[Data entries]
══════════

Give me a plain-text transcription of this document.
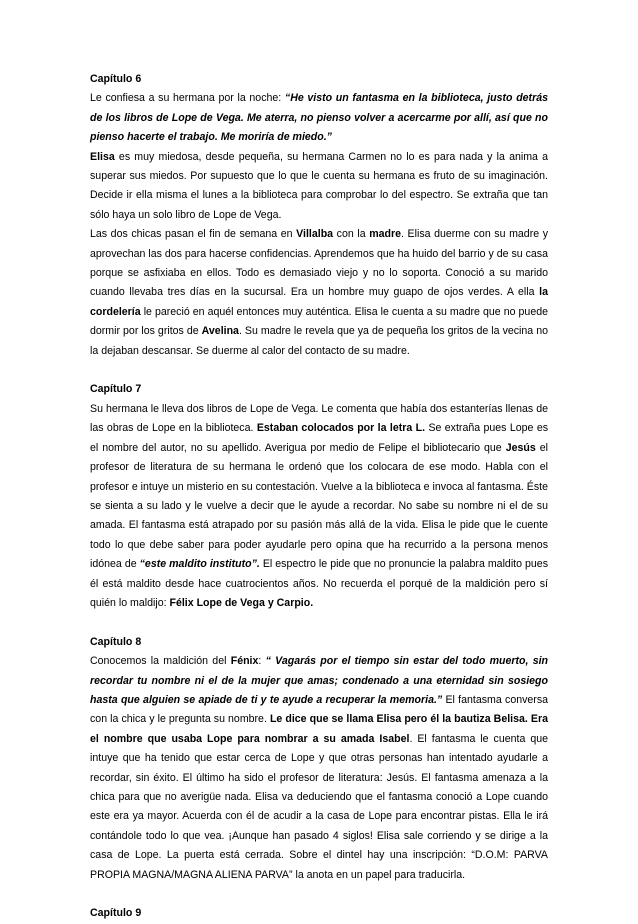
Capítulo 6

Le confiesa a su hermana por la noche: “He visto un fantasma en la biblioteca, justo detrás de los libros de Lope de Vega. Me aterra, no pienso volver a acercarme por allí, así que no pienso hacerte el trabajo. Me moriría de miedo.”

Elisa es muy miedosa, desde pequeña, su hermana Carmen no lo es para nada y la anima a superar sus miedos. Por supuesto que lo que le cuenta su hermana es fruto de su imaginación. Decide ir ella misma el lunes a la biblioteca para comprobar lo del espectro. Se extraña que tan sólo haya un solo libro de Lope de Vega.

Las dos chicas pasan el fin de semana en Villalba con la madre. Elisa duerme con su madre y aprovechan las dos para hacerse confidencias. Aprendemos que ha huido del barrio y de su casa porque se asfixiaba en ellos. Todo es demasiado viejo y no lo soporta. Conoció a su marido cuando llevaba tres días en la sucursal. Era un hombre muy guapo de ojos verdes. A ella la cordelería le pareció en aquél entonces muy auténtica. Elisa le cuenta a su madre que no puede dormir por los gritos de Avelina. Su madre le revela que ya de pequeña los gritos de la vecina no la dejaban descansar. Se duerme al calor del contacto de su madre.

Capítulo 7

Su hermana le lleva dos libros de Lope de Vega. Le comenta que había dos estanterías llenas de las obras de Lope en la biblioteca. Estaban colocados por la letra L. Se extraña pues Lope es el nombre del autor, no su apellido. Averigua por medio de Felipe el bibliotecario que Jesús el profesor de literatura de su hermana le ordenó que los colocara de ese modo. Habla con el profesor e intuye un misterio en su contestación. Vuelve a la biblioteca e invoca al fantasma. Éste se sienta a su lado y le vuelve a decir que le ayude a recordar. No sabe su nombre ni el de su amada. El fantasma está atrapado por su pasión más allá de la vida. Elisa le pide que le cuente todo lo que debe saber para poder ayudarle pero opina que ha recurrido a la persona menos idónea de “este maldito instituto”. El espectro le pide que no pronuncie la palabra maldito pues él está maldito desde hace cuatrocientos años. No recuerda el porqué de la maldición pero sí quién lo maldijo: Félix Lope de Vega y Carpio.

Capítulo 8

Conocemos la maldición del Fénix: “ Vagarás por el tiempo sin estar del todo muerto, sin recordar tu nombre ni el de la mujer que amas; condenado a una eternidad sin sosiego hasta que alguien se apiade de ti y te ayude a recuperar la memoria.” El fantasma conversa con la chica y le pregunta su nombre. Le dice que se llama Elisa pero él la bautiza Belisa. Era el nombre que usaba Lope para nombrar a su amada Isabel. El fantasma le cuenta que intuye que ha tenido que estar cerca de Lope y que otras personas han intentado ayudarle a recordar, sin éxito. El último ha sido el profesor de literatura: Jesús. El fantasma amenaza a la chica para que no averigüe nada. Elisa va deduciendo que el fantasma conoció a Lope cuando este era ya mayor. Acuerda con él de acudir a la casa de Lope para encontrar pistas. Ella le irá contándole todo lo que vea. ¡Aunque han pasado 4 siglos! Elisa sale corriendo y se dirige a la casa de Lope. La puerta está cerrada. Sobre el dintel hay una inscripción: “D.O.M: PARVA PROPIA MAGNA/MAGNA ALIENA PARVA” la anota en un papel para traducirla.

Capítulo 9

══════════

WHAT THE TASK ASKS: Copy each line of the preceding data that contains the string "pequeña".

WRITTEN REPLY:
Elisa es muy miedosa, desde pequeña, su hermana Carmen no lo es para nada y la anima a superar sus miedos. Por supuesto que lo que le cuenta su hermana es fruto de su imaginación. Decide ir ella misma el lunes a la biblioteca para comprobar lo del espectro. Se extraña que tan sólo haya un solo libro de Lope de Vega.
Las dos chicas pasan el fin de semana en Villalba con la madre. Elisa duerme con su madre y aprovechan las dos para hacerse confidencias. Aprendemos que ha huido del barrio y de su casa porque se asfixiaba en ellos. Todo es demasiado viejo y no lo soporta. Conoció a su marido cuando llevaba tres días en la sucursal. Era un hombre muy guapo de ojos verdes. A ella la cordelería le pareció en aquél entonces muy auténtica. Elisa le cuenta a su madre que no puede dormir por los gritos de Avelina. Su madre le revela que ya de pequeña los gritos de la vecina no la dejaban descansar. Se duerme al calor del contacto de su madre.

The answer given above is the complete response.